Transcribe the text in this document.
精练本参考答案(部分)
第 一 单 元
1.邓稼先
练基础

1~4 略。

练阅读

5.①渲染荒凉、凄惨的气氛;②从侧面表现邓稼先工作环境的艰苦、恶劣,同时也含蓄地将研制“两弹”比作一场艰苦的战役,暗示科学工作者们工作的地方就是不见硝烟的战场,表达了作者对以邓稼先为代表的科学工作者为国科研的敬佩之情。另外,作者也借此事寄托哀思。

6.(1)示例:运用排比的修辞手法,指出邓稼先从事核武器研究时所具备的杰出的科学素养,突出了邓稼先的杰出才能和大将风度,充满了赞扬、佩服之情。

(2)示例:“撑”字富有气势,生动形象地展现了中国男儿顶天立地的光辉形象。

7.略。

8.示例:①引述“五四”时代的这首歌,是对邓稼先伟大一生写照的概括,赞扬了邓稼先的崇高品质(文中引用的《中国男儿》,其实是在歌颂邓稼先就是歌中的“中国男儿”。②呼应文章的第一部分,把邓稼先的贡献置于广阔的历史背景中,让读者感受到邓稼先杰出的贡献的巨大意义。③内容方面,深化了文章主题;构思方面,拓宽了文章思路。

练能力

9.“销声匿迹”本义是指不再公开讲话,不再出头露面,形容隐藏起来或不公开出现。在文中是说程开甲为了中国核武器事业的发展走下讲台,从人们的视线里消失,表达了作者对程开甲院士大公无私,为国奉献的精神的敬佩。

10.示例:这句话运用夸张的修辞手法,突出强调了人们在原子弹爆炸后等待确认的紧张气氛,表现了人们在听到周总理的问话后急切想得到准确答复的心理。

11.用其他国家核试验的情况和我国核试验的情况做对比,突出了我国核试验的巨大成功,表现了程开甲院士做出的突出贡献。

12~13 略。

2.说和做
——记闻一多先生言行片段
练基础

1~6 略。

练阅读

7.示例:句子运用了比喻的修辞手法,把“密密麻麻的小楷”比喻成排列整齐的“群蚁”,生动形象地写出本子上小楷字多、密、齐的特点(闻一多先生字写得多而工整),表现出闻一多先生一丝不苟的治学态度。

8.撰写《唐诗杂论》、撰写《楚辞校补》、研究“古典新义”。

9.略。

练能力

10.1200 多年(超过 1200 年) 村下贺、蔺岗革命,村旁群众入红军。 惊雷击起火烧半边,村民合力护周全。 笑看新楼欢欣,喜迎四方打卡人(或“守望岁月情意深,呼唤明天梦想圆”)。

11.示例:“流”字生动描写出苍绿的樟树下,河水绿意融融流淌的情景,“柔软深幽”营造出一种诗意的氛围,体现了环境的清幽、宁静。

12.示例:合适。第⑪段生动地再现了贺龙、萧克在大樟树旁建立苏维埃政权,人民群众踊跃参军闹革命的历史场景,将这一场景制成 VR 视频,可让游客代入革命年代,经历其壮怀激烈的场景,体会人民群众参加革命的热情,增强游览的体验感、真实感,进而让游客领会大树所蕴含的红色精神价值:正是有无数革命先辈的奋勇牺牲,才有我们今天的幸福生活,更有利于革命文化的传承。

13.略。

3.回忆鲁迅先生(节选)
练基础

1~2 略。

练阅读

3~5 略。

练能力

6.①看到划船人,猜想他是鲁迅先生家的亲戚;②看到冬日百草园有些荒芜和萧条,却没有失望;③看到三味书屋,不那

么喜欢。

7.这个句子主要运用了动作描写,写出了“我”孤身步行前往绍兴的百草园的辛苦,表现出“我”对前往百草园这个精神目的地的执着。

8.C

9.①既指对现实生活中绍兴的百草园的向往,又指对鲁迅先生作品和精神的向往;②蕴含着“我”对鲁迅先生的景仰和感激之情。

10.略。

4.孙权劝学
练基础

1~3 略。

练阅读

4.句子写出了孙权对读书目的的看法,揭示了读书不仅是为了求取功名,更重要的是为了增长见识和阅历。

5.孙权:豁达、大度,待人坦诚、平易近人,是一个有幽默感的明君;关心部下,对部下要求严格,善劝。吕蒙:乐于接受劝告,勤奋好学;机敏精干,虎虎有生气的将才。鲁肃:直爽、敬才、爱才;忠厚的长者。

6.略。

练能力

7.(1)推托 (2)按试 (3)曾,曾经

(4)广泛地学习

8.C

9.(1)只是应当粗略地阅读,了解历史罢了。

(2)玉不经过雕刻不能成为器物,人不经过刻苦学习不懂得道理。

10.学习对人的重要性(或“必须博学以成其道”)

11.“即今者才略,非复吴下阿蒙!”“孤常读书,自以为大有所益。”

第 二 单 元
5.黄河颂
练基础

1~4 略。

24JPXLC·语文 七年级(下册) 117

• **Work instructions**
Output the entries exactly.

• **Correct response**
Transcribe the text in this document.
精练本参考答案(部分)
第 一 单 元
1.邓稼先
练基础

1~4 略。

练阅读

5.①渲染荒凉、凄惨的气氛;②从侧面表现邓稼先工作环境的艰苦、恶劣,同时也含蓄地将研制“两弹”比作一场艰苦的战役,暗示科学工作者们工作的地方就是不见硝烟的战场,表达了作者对以邓稼先为代表的科学工作者为国科研的敬佩之情。另外,作者也借此事寄托哀思。

6.(1)示例:运用排比的修辞手法,指出邓稼先从事核武器研究时所具备的杰出的科学素养,突出了邓稼先的杰出才能和大将风度,充满了赞扬、佩服之情。

(2)示例:“撑”字富有气势,生动形象地展现了中国男儿顶天立地的光辉形象。

7.略。

8.示例:①引述“五四”时代的这首歌,是对邓稼先伟大一生写照的概括,赞扬了邓稼先的崇高品质(文中引用的《中国男儿》,其实是在歌颂邓稼先就是歌中的“中国男儿”。②呼应文章的第一部分,把邓稼先的贡献置于广阔的历史背景中,让读者感受到邓稼先杰出的贡献的巨大意义。③内容方面,深化了文章主题;构思方面,拓宽了文章思路。

练能力

9.“销声匿迹”本义是指不再公开讲话,不再出头露面,形容隐藏起来或不公开出现。在文中是说程开甲为了中国核武器事业的发展走下讲台,从人们的视线里消失,表达了作者对程开甲院士大公无私,为国奉献的精神的敬佩。

10.示例:这句话运用夸张的修辞手法,突出强调了人们在原子弹爆炸后等待确认的紧张气氛,表现了人们在听到周总理的问话后急切想得到准确答复的心理。

11.用其他国家核试验的情况和我国核试验的情况做对比,突出了我国核试验的巨大成功,表现了程开甲院士做出的突出贡献。

12~13 略。

2.说和做
——记闻一多先生言行片段
练基础

1~6 略。

练阅读

7.示例:句子运用了比喻的修辞手法,把“密密麻麻的小楷”比喻成排列整齐的“群蚁”,生动形象地写出本子上小楷字多、密、齐的特点(闻一多先生字写得多而工整),表现出闻一多先生一丝不苟的治学态度。

8.撰写《唐诗杂论》、撰写《楚辞校补》、研究“古典新义”。

9.略。

练能力

10.1200 多年(超过 1200 年) 村下贺、蔺岗革命,村旁群众入红军。 惊雷击起火烧半边,村民合力护周全。 笑看新楼欢欣,喜迎四方打卡人(或“守望岁月情意深,呼唤明天梦想圆”)。

11.示例:“流”字生动描写出苍绿的樟树下,河水绿意融融流淌的情景,“柔软深幽”营造出一种诗意的氛围,体现了环境的清幽、宁静。

12.示例:合适。第⑪段生动地再现了贺龙、萧克在大樟树旁建立苏维埃政权,人民群众踊跃参军闹革命的历史场景,将这一场景制成 VR 视频,可让游客代入革命年代,经历其壮怀激烈的场景,体会人民群众参加革命的热情,增强游览的体验感、真实感,进而让游客领会大树所蕴含的红色精神价值:正是有无数革命先辈的奋勇牺牲,才有我们今天的幸福生活,更有利于革命文化的传承。

13.略。

3.回忆鲁迅先生(节选)
练基础

1~2 略。

练阅读

3~5 略。

练能力

6.①看到划船人,猜想他是鲁迅先生家的亲戚;②看到冬日百草园有些荒芜和萧条,却没有失望;③看到三味书屋,不那

么喜欢。

7.这个句子主要运用了动作描写,写出了“我”孤身步行前往绍兴的百草园的辛苦,表现出“我”对前往百草园这个精神目的地的执着。

8.C

9.①既指对现实生活中绍兴的百草园的向往,又指对鲁迅先生作品和精神的向往;②蕴含着“我”对鲁迅先生的景仰和感激之情。

10.略。

4.孙权劝学
练基础

1~3 略。

练阅读

4.句子写出了孙权对读书目的的看法,揭示了读书不仅是为了求取功名,更重要的是为了增长见识和阅历。

5.孙权:豁达、大度,待人坦诚、平易近人,是一个有幽默感的明君;关心部下,对部下要求严格,善劝。吕蒙:乐于接受劝告,勤奋好学;机敏精干,虎虎有生气的将才。鲁肃:直爽、敬才、爱才;忠厚的长者。

6.略。

练能力

7.(1)推托 (2)按试 (3)曾,曾经

(4)广泛地学习

8.C

9.(1)只是应当粗略地阅读,了解历史罢了。

(2)玉不经过雕刻不能成为器物,人不经过刻苦学习不懂得道理。

10.学习对人的重要性(或“必须博学以成其道”)

11.“即今者才略,非复吴下阿蒙!”“孤常读书,自以为大有所益。”

第 二 单 元
5.黄河颂
练基础

1~4 略。

24JPXLC·语文 七年级(下册) 117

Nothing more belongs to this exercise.